(BRIEF):
Each entry needs to be restated exactly as written.

[Dataset items]
########################################

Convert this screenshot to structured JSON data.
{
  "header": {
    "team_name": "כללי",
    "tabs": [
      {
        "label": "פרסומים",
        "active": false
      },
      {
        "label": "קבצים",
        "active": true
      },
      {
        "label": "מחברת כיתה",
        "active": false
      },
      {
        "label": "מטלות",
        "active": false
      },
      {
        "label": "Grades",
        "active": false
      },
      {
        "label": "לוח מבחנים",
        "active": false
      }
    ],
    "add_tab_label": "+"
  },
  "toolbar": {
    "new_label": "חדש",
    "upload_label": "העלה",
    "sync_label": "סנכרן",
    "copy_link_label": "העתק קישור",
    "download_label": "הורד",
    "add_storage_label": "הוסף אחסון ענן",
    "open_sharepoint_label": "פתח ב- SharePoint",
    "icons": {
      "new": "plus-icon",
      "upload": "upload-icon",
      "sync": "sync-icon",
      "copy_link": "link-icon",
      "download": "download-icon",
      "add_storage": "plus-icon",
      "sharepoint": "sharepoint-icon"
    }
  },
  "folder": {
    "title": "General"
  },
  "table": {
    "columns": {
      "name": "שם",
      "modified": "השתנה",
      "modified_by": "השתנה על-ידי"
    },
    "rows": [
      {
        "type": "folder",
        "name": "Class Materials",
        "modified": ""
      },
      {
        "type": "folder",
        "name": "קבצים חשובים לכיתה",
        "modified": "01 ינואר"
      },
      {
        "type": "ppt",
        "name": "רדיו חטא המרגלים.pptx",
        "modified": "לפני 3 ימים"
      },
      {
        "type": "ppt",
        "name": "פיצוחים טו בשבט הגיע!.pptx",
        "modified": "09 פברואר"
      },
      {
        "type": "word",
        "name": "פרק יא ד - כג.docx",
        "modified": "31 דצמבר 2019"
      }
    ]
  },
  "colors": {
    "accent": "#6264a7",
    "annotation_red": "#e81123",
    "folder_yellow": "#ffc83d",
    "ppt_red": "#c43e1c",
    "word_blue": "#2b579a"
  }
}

########################################

(RESULT):
Convert this screenshot to structured JSON data.
{
  "header": {
    "team_name": "כללי",
    "tabs": [
      {
        "label": "פרסומים",
        "active": false
      },
      {
        "label": "קבצים",
        "active": true
      },
      {
        "label": "מחברת כיתה",
        "active": false
      },
      {
        "label": "מטלות",
        "active": false
      },
      {
        "label": "Grades",
        "active": false
      },
      {
        "label": "לוח מבחנים",
        "active": false
      }
    ],
    "add_tab_label": "+"
  },
  "toolbar": {
    "new_label": "חדש",
    "upload_label": "העלה",
    "sync_label": "סנכרן",
    "copy_link_label": "העתק קישור",
    "download_label": "הורד",
    "add_storage_label": "הוסף אחסון ענן",
    "open_sharepoint_label": "פתח ב- SharePoint",
    "icons": {
      "new": "plus-icon",
      "upload": "upload-icon",
      "sync": "sync-icon",
      "copy_link": "link-icon",
      "download": "download-icon",
      "add_storage": "plus-icon",
      "sharepoint": "sharepoint-icon"
    }
  },
  "folder": {
    "title": "General"
  },
  "table": {
    "columns": {
      "name": "שם",
      "modified": "השתנה",
      "modified_by": "השתנה על-ידי"
    },
    "rows": [
      {
        "type": "folder",
        "name": "Class Materials",
        "modified": ""
      },
      {
        "type": "folder",
        "name": "קבצים חשובים לכיתה",
        "modified": "01 ינואר"
      },
      {
        "type": "ppt",
        "name": "רדיו חטא המרגלים.pptx",
        "modified": "לפני 3 ימים"
      },
      {
        "type": "ppt",
        "name": "פיצוחים טו בשבט הגיע!.pptx",
        "modified": "09 פברואר"
      },
      {
        "type": "word",
        "name": "פרק יא ד - כג.docx",
        "modified": "31 דצמבר 2019"
      }
    ]
  },
  "colors": {
    "accent": "#6264a7",
    "annotation_red": "#e81123",
    "folder_yellow": "#ffc83d",
    "ppt_red": "#c43e1c",
    "word_blue": "#2b579a"
  }
}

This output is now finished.